WORK TO DO:
List each line of the data that holds the string "Υπουργείο".

[Items listed in a dataset]

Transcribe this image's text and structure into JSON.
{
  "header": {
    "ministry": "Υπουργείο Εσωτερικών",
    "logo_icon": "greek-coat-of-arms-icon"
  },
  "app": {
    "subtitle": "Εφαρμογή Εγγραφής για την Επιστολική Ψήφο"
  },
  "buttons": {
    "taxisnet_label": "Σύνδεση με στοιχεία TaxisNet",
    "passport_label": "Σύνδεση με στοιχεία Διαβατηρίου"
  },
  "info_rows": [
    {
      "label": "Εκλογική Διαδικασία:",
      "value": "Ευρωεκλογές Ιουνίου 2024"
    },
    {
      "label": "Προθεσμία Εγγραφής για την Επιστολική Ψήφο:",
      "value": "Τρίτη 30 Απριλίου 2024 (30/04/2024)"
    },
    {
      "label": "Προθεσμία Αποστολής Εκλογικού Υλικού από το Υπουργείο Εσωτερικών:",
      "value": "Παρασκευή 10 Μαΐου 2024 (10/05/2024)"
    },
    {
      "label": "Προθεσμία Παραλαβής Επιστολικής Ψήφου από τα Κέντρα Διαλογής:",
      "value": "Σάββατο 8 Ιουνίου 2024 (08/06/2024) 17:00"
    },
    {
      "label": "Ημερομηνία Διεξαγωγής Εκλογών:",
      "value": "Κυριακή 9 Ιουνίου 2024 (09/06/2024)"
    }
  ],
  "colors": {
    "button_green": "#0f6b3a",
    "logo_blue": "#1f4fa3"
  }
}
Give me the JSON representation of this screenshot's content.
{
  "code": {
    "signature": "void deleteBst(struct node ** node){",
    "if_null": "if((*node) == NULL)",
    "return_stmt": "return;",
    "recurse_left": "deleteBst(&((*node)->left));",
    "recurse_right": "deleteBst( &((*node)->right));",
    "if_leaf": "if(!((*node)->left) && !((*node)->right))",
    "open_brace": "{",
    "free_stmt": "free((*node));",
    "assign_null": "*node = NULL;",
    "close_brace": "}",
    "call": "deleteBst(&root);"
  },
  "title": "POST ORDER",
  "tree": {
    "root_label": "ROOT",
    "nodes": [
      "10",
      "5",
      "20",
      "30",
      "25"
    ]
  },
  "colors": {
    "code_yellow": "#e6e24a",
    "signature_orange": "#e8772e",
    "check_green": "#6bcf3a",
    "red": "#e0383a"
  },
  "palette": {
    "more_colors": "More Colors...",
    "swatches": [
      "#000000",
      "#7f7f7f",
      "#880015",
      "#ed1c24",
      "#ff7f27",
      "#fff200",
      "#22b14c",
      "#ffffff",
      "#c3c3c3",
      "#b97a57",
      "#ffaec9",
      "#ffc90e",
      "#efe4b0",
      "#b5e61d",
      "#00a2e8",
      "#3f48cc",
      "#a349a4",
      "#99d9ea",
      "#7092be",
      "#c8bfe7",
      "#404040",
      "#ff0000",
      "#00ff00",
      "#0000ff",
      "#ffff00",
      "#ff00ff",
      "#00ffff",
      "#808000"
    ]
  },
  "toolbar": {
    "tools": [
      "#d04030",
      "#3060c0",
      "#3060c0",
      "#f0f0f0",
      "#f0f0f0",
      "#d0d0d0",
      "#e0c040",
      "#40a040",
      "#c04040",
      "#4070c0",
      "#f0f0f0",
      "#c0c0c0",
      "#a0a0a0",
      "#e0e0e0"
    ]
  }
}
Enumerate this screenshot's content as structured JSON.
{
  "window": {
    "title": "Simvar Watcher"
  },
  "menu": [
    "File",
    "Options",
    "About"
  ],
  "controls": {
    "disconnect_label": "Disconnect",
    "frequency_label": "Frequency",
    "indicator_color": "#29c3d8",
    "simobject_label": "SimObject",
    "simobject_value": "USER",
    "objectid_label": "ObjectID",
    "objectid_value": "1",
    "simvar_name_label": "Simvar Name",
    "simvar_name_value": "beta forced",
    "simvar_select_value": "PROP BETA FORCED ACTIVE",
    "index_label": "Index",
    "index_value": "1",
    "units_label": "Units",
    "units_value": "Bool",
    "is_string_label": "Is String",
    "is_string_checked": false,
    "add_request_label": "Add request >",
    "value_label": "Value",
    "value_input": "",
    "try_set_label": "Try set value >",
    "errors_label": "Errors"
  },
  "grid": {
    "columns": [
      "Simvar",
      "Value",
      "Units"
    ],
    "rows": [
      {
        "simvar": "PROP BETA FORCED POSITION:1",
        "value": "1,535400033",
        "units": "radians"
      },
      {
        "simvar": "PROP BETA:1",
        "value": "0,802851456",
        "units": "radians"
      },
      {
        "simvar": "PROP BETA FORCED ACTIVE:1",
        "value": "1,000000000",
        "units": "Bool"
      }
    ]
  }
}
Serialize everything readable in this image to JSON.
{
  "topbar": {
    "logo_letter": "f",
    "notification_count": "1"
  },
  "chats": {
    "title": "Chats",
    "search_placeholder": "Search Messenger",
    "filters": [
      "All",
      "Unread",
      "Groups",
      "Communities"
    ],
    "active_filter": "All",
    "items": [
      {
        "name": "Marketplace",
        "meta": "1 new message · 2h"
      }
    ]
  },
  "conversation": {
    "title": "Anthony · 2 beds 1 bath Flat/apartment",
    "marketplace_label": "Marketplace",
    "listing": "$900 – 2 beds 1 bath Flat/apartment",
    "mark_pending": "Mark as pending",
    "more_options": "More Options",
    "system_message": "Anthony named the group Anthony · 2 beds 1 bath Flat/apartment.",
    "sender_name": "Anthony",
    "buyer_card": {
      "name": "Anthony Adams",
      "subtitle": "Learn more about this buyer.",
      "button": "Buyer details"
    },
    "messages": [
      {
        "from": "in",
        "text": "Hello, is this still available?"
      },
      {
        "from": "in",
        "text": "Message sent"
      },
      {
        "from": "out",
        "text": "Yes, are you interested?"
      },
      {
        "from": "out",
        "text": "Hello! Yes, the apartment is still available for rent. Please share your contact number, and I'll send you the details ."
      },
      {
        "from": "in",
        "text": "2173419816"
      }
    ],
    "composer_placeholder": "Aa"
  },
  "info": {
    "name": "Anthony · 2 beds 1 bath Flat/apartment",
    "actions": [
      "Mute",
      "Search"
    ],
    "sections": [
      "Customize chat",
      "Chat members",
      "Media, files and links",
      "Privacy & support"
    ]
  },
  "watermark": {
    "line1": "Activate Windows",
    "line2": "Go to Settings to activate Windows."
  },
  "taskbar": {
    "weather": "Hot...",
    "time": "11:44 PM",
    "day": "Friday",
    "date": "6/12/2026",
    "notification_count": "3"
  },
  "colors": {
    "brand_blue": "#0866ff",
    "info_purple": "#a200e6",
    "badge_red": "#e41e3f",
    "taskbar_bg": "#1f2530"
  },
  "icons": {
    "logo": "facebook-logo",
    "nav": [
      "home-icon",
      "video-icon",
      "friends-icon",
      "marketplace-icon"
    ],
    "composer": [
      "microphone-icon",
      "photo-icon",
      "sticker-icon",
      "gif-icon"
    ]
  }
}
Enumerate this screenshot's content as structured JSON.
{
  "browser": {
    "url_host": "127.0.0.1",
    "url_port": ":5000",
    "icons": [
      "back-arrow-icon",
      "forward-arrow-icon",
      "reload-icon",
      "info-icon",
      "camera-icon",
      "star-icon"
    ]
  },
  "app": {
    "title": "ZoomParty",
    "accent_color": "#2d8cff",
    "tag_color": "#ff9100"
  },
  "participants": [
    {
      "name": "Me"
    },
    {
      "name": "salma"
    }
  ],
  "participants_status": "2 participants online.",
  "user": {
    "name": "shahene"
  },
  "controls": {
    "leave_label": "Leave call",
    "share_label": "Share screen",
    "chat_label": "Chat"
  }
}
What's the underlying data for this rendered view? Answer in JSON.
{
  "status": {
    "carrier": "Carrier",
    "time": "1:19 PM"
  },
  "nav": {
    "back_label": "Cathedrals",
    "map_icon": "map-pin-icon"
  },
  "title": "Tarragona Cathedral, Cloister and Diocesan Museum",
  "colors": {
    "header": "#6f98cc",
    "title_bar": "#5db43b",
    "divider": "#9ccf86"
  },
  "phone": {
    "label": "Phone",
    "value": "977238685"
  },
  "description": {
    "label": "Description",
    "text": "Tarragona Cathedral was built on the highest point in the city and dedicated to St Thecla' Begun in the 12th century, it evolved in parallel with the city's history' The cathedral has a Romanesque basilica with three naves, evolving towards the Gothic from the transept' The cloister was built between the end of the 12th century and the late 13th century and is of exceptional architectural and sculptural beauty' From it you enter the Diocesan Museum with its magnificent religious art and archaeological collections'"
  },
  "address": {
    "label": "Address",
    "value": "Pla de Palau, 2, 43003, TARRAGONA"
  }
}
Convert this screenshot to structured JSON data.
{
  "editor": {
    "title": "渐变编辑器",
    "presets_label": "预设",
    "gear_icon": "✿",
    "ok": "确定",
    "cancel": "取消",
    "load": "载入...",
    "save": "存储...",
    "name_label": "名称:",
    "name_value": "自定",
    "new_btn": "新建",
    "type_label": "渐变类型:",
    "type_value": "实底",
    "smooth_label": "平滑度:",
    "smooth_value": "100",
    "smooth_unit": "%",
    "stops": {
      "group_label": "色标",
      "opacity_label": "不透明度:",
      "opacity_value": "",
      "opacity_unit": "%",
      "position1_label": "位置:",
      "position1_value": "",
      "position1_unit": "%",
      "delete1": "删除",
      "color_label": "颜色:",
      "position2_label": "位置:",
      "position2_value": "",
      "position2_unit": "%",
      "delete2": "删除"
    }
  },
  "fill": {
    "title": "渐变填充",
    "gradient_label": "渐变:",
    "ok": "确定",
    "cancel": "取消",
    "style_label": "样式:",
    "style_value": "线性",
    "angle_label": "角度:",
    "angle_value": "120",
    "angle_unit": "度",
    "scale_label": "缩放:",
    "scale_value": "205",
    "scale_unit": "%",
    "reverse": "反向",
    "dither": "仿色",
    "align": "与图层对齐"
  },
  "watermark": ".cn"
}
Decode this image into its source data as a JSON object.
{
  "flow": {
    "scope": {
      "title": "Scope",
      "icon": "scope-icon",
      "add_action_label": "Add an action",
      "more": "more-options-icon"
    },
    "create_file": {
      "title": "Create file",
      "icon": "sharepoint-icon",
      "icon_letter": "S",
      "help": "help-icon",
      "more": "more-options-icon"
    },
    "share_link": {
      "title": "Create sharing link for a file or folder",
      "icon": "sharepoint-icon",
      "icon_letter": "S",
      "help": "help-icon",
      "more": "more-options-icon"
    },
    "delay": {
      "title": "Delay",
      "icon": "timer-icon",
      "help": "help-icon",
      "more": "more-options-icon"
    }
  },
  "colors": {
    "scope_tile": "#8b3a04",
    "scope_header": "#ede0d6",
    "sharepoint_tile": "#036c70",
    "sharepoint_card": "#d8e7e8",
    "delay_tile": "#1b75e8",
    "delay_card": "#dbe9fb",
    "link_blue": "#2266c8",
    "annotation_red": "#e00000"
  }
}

EXERCISE ANSWER:
    "ministry": "Υπουργείο Εσωτερικών",
      "label": "Προθεσμία Αποστολής Εκλογικού Υλικού από το Υπουργείο Εσωτερικών:",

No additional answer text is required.